§ **细看材料**
1: 把讲循环依赖的这段文字从"3.19.14 Circular Dependencies"起到"Any)。别名定义应与最后一个 import 之间用一个空行分隔。"为止(两头都包括)重写一遍，其中的"循环依赖"一律改成"循环引用"。
2: 讲循环依赖的这段文字里，两段中文说明（不算代码）中夹着哪些英文词语？每个只列一次。

§ **给定文字**
3.19.14 Circular Dependencies

由类型注解引起的循环依赖(circular dependencies)是一种代码异味(code smell)。这类代码通常是重构的良好候选。尽管从技术上讲可以保留循环依赖,但许多构建系统并不允许这样做,因为每个模块都必须相互依赖。

应将导致循环依赖导入的模块替换为 Any。使用一个具有语义意义的 别名 ,并在当前模块中使用真实类型名(由于 Any 的任何属性都是 Any)。别名定义应与最后一个 import 之间用一个空行分隔。

from typing import Any

some_mod = Any  # some_mod.py 导入了此模块
...

def my_method(self, var: "some_mod.SomeType") -> None:
    ...

Circular dependencies that are caused by typing are code smells. Such code is a good candidate for refactoring. Although technically it is possible to keep circular dependencies, various build systems will not let you do so because each module has to depend on the other.

Replace modules that create circular dependency imports with Any. Set an alias with a meaningful name, and use the real type name from this module (any attribute of Any is Any). Alias definitions should be separated from the last import by one line.

from typing import Any

some_mod = Any  # some_mod.py imports this module.
...

§ **所列材料**

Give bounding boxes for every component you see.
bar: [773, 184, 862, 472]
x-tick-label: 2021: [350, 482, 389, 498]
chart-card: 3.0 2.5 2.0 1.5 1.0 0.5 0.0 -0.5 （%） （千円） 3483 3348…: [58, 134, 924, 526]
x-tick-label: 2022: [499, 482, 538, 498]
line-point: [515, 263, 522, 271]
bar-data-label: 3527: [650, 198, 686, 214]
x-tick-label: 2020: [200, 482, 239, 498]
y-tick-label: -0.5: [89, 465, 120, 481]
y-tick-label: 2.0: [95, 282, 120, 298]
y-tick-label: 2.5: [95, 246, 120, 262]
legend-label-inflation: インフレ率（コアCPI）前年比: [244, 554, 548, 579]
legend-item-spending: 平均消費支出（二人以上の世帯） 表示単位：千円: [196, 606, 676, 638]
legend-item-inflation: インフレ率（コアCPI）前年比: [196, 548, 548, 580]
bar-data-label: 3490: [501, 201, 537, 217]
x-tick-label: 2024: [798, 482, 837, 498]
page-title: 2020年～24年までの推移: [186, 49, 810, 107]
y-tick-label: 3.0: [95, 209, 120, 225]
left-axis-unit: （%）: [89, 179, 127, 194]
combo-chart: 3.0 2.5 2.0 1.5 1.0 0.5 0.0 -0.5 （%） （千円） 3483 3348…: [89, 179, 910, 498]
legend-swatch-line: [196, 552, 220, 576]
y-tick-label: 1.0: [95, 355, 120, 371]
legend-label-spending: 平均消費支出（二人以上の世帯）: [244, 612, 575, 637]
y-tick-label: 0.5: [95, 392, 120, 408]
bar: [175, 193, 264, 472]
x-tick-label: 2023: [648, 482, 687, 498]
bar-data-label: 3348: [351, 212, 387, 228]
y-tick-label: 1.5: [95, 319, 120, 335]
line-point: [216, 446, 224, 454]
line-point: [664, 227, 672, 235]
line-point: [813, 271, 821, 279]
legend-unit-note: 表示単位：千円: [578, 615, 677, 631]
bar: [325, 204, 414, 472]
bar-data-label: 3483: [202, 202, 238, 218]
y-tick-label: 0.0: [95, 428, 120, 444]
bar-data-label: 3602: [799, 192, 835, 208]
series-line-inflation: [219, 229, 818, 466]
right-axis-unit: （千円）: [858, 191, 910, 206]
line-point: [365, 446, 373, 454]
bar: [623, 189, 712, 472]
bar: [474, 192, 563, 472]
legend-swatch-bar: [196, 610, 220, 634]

§ **回答**
1:
3.19.14 Circular Dependencies

由类型注解引起的循环引用(circular dependencies)是一种代码异味(code smell)。这类代码通常是重构的良好候选。尽管从技术上讲可以保留循环引用,但许多构建系统并不允许这样做,因为每个模块都必须相互依赖。

应将导致循环引用导入的模块替换为 Any。使用一个具有语义意义的 别名 ,并在当前模块中使用真实类型名(由于 Any 的任何属性都是 Any)。别名定义应与最后一个 import 之间用一个空行分隔。

2: circular dependencies、code smell、Any、import